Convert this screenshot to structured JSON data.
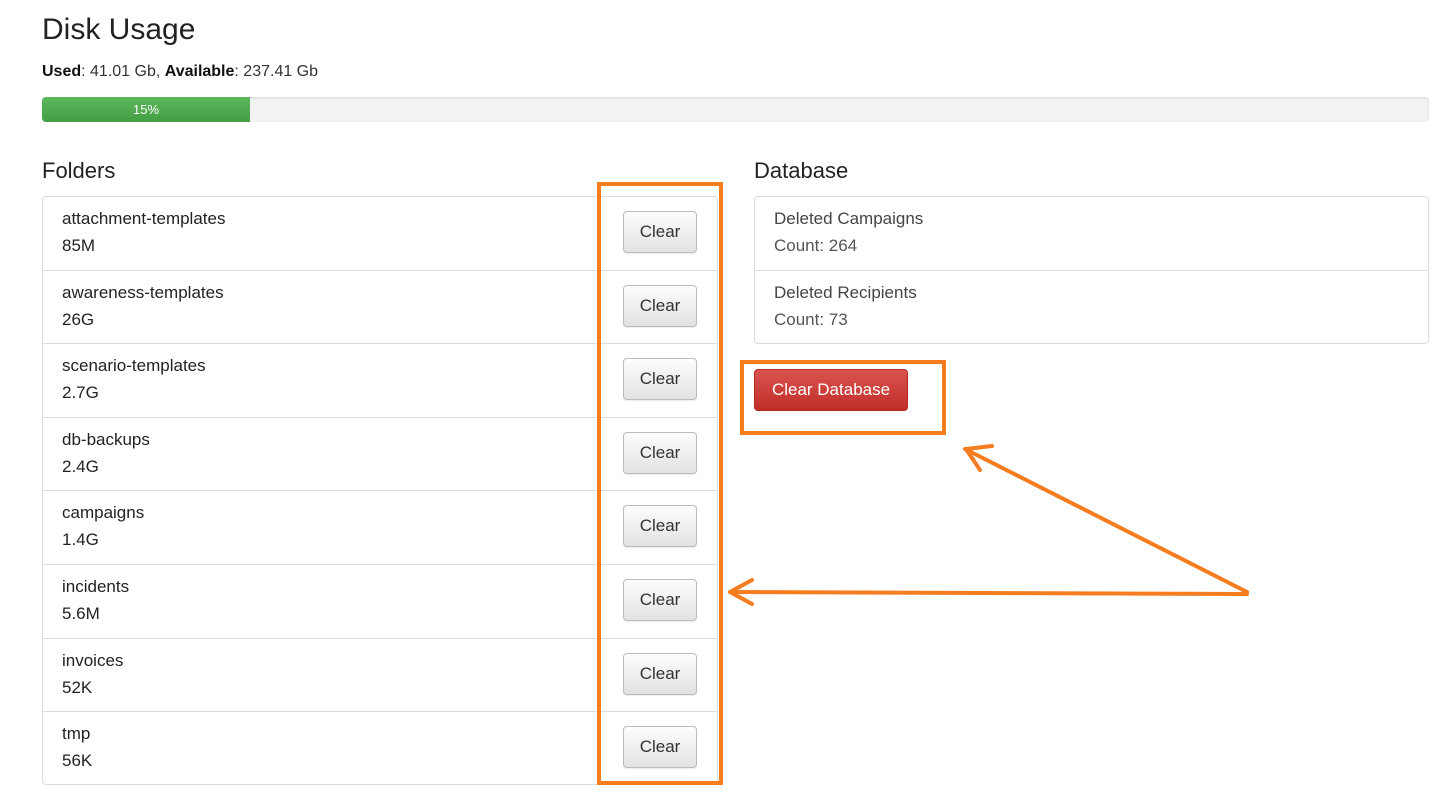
{
  "header": {
    "title": "Disk Usage",
    "used_label": "Used",
    "used_value": "41.01 Gb",
    "available_label": "Available",
    "available_value": "237.41 Gb",
    "progress_percent": 15,
    "progress_label": "15%",
    "progress_color": "#5cb85c"
  },
  "folders": {
    "title": "Folders",
    "clear_label": "Clear",
    "items": [
      {
        "name": "attachment-templates",
        "size": "85M"
      },
      {
        "name": "awareness-templates",
        "size": "26G"
      },
      {
        "name": "scenario-templates",
        "size": "2.7G"
      },
      {
        "name": "db-backups",
        "size": "2.4G"
      },
      {
        "name": "campaigns",
        "size": "1.4G"
      },
      {
        "name": "incidents",
        "size": "5.6M"
      },
      {
        "name": "invoices",
        "size": "52K"
      },
      {
        "name": "tmp",
        "size": "56K"
      }
    ]
  },
  "database": {
    "title": "Database",
    "items": [
      {
        "name": "Deleted Campaigns",
        "count": "Count: 264"
      },
      {
        "name": "Deleted Recipients",
        "count": "Count: 73"
      }
    ],
    "clear_button_label": "Clear Database",
    "danger_color": "#d9534f"
  },
  "annotation": {
    "color": "#f57c1f"
  }
}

-*-*-

WORK TO DO:
Reproduce the listing word for word and omit its pictures.

TASK RESULT:
Convert this screenshot to structured JSON data.
{
  "header": {
    "title": "Disk Usage",
    "used_label": "Used",
    "used_value": "41.01 Gb",
    "available_label": "Available",
    "available_value": "237.41 Gb",
    "progress_percent": 15,
    "progress_label": "15%",
    "progress_color": "#5cb85c"
  },
  "folders": {
    "title": "Folders",
    "clear_label": "Clear",
    "items": [
      {
        "name": "attachment-templates",
        "size": "85M"
      },
      {
        "name": "awareness-templates",
        "size": "26G"
      },
      {
        "name": "scenario-templates",
        "size": "2.7G"
      },
      {
        "name": "db-backups",
        "size": "2.4G"
      },
      {
        "name": "campaigns",
        "size": "1.4G"
      },
      {
        "name": "incidents",
        "size": "5.6M"
      },
      {
        "name": "invoices",
        "size": "52K"
      },
      {
        "name": "tmp",
        "size": "56K"
      }
    ]
  },
  "database": {
    "title": "Database",
    "items": [
      {
        "name": "Deleted Campaigns",
        "count": "Count: 264"
      },
      {
        "name": "Deleted Recipients",
        "count": "Count: 73"
      }
    ],
    "clear_button_label": "Clear Database",
    "danger_color": "#d9534f"
  },
  "annotation": {
    "color": "#f57c1f"
  }
}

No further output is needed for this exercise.